§ EXERCISE DETAILS
Report how many lines in the records below contain the word "true". Give only the number.

§ DATA ROWS
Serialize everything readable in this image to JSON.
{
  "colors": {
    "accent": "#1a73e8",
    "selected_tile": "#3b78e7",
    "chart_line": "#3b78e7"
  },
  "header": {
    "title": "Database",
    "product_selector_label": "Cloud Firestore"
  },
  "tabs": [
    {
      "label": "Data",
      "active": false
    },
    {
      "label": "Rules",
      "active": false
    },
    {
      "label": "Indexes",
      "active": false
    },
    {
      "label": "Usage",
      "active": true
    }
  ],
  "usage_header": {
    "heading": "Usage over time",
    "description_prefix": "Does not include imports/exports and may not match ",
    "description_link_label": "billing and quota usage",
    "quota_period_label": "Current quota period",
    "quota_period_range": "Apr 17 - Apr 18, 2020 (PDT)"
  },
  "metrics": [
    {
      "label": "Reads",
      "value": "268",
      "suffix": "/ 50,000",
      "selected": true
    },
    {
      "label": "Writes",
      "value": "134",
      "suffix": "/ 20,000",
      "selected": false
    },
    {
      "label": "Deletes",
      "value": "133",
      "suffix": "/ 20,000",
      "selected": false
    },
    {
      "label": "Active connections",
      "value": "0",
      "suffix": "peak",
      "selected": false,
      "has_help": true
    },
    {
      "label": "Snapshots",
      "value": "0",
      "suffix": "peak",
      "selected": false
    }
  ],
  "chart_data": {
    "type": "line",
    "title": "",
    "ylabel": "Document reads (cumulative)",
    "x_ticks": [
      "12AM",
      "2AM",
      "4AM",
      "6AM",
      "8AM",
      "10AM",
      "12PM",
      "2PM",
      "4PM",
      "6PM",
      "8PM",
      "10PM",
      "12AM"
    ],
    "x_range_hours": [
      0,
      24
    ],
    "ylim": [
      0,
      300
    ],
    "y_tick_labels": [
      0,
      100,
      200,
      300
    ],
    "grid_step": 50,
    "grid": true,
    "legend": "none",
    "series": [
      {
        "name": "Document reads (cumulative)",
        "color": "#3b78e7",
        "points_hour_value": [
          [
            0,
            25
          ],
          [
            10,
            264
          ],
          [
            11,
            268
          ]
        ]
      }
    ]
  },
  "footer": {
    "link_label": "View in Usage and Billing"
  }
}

--

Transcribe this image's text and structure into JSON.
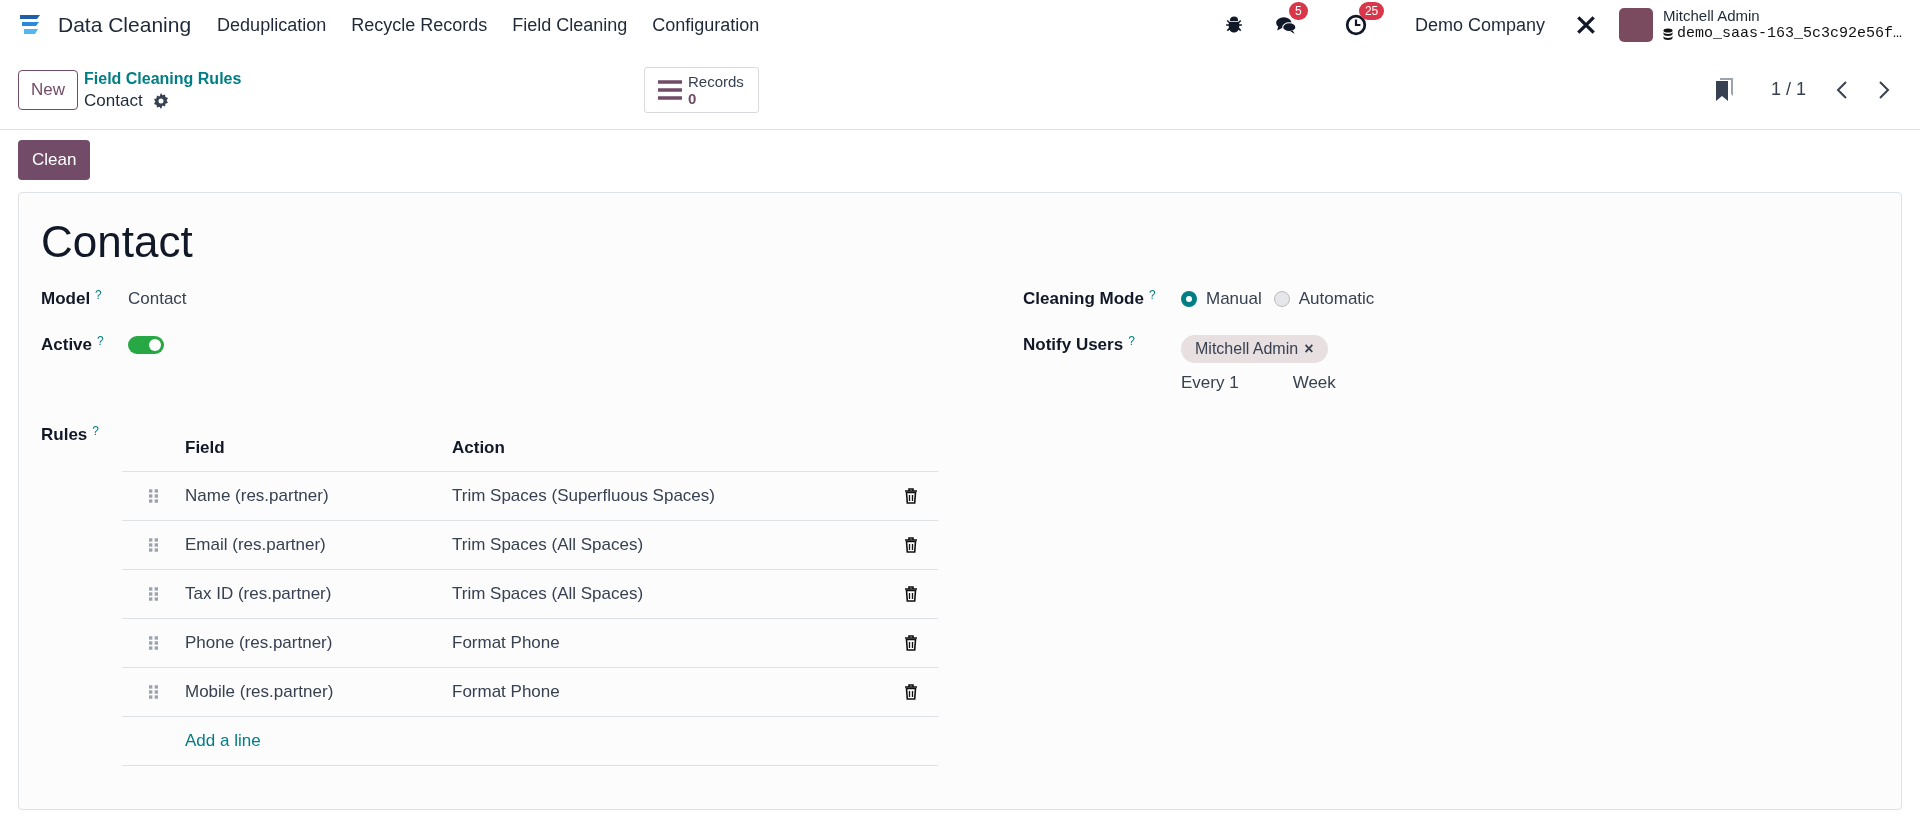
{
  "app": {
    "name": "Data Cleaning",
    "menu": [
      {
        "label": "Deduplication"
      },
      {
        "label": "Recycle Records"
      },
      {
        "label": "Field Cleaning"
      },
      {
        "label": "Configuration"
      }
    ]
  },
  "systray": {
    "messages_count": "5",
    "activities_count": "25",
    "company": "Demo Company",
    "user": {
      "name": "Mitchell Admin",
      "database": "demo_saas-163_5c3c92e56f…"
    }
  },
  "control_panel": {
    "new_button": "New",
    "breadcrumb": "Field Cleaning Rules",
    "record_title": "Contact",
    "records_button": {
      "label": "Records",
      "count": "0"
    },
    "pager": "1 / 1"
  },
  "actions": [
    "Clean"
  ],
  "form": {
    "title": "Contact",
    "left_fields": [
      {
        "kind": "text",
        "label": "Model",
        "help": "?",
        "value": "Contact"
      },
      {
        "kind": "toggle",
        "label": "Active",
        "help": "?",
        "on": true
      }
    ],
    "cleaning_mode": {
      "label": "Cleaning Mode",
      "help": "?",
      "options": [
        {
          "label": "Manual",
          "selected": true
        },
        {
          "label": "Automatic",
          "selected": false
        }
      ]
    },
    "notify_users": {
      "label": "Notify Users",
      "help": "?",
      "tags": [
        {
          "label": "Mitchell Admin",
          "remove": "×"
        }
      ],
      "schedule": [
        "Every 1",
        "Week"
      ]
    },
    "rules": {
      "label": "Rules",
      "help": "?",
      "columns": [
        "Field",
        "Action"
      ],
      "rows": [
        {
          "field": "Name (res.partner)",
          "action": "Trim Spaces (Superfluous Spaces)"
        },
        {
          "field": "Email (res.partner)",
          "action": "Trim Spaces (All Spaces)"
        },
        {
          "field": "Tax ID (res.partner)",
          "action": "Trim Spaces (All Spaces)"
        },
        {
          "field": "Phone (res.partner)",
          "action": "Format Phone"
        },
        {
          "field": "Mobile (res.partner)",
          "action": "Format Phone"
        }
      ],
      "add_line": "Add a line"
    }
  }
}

§ OUTPUT BELOW
6